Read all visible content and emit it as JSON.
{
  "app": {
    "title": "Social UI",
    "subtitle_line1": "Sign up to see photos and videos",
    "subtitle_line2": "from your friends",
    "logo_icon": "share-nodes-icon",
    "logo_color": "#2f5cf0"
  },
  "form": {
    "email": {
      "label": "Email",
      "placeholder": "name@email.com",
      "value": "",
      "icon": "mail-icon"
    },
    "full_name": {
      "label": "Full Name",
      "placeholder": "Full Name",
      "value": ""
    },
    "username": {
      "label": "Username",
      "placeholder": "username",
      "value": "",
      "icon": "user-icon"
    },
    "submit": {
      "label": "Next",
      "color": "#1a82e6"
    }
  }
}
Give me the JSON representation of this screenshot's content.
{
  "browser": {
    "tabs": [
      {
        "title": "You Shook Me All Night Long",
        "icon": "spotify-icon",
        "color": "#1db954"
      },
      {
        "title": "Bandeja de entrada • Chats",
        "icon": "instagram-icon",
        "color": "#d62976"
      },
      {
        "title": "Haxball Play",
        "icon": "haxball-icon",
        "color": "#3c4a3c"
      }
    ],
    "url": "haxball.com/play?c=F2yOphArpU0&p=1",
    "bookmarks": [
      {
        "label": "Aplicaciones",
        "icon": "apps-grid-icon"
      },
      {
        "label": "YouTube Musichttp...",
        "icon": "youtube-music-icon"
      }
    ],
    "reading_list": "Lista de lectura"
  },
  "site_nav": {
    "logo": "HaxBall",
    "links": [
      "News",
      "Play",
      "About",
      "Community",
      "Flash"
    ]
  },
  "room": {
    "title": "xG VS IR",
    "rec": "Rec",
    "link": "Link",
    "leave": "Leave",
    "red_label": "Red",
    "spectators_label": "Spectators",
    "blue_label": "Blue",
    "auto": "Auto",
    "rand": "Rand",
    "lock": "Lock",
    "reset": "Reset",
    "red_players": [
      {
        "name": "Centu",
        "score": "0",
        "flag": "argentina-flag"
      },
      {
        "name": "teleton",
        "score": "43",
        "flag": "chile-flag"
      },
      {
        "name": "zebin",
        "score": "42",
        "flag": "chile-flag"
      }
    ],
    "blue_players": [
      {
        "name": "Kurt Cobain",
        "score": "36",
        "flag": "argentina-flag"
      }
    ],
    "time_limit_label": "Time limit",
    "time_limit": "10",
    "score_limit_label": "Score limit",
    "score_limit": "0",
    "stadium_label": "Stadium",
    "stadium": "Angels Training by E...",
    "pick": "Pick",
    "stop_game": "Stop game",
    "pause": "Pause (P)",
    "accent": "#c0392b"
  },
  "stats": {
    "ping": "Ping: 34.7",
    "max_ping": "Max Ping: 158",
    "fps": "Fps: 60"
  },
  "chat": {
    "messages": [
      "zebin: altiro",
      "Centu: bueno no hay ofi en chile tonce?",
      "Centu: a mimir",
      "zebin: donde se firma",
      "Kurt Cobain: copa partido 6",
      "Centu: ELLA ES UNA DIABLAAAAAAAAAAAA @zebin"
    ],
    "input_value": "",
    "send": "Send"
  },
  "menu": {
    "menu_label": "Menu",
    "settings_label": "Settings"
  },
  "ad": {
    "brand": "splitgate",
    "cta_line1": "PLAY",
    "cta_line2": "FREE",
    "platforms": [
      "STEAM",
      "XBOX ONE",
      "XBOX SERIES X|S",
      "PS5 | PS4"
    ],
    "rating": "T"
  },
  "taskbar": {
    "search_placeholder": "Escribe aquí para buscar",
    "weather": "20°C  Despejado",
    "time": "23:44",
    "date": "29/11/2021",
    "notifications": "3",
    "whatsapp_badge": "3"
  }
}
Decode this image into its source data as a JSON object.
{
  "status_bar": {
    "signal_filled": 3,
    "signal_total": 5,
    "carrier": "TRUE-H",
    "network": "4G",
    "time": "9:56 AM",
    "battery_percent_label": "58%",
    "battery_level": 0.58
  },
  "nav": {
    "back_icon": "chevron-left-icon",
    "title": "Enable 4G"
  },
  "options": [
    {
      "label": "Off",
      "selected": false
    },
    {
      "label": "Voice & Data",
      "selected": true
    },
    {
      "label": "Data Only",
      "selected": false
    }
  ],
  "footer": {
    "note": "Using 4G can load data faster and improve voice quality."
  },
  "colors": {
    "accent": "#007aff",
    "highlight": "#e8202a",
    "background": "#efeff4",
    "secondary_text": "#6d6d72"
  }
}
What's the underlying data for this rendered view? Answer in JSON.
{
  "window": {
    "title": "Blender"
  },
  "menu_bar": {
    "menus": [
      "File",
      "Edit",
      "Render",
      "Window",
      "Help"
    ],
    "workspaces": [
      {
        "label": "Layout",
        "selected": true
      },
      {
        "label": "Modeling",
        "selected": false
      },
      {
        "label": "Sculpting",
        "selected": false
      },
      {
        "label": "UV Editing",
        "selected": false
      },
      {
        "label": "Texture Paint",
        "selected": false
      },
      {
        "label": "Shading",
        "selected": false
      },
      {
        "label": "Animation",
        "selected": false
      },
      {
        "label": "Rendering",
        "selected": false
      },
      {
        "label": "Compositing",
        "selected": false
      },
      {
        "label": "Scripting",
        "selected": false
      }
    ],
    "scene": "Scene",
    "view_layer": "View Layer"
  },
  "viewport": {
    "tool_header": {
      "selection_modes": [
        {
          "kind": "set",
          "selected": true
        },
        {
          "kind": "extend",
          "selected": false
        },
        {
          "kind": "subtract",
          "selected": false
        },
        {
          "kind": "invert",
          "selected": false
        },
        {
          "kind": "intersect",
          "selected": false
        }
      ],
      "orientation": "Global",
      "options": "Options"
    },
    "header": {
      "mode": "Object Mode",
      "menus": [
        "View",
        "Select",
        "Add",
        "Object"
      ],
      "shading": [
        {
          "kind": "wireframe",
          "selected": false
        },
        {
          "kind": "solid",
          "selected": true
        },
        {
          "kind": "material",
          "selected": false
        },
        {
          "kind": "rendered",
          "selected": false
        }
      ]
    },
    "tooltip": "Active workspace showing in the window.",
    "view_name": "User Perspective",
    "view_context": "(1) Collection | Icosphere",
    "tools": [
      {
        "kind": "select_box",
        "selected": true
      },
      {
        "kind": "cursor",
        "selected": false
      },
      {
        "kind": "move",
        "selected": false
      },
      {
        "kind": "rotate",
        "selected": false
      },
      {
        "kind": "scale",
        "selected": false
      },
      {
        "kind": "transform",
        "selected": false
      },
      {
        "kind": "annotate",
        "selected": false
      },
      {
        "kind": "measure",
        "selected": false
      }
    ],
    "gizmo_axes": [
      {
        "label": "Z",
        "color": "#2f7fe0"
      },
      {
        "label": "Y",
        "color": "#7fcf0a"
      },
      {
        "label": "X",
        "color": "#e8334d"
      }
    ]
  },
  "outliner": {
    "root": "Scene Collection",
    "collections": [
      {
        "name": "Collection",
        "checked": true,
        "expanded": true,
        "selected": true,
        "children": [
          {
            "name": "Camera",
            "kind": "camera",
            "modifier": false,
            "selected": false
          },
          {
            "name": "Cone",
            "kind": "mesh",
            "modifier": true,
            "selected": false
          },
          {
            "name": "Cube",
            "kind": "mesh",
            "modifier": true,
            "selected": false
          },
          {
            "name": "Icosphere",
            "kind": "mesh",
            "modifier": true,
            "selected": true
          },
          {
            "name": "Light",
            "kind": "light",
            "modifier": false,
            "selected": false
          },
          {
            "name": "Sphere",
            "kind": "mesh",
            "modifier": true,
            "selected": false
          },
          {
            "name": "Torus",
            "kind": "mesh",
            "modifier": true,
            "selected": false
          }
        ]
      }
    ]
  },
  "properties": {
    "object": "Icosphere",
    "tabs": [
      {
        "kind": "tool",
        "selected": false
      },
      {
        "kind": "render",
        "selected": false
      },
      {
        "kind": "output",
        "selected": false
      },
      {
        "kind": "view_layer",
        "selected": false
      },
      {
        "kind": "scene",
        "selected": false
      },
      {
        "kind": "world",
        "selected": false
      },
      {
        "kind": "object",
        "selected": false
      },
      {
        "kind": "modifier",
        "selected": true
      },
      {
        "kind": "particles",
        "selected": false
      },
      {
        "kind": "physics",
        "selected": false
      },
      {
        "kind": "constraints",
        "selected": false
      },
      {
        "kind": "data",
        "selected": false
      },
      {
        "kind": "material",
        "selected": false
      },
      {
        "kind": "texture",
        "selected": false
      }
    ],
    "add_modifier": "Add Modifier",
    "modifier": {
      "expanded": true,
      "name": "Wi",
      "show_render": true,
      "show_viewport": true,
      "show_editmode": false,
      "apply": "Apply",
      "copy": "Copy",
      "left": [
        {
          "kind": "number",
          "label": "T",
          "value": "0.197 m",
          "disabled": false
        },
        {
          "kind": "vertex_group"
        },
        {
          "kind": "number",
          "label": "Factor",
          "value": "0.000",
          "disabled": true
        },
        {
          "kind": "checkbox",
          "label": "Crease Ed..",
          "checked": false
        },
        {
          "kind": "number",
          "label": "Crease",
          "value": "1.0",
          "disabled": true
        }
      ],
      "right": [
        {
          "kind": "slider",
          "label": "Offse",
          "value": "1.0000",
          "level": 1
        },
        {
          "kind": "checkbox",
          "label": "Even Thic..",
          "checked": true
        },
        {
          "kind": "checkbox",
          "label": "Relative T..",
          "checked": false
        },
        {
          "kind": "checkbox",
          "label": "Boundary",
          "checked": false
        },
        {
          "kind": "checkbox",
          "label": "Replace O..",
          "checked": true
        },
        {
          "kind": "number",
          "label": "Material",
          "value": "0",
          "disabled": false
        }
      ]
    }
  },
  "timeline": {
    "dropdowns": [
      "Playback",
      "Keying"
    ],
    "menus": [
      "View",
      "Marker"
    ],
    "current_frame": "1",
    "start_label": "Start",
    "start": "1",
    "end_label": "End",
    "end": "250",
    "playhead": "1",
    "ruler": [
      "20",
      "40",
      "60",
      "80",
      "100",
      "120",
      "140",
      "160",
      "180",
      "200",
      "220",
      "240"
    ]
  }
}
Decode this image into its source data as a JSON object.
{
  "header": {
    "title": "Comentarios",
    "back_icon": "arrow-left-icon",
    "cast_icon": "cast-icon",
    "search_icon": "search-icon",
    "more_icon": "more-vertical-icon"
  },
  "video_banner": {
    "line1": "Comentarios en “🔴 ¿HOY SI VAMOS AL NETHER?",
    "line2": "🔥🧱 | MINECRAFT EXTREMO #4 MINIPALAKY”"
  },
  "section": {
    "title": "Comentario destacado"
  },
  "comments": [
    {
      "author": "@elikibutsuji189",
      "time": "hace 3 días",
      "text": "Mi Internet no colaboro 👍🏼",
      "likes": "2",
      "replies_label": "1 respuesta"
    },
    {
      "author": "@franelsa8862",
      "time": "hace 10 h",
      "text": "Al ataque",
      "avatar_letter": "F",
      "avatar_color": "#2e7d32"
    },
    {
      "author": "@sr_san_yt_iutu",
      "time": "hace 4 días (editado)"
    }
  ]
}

■ **WHAT YOU HAVE TO DO**
How many of the lines above hold the word "Kurt"? Give only that number.

■ **PROBLEM SOLUTION**
2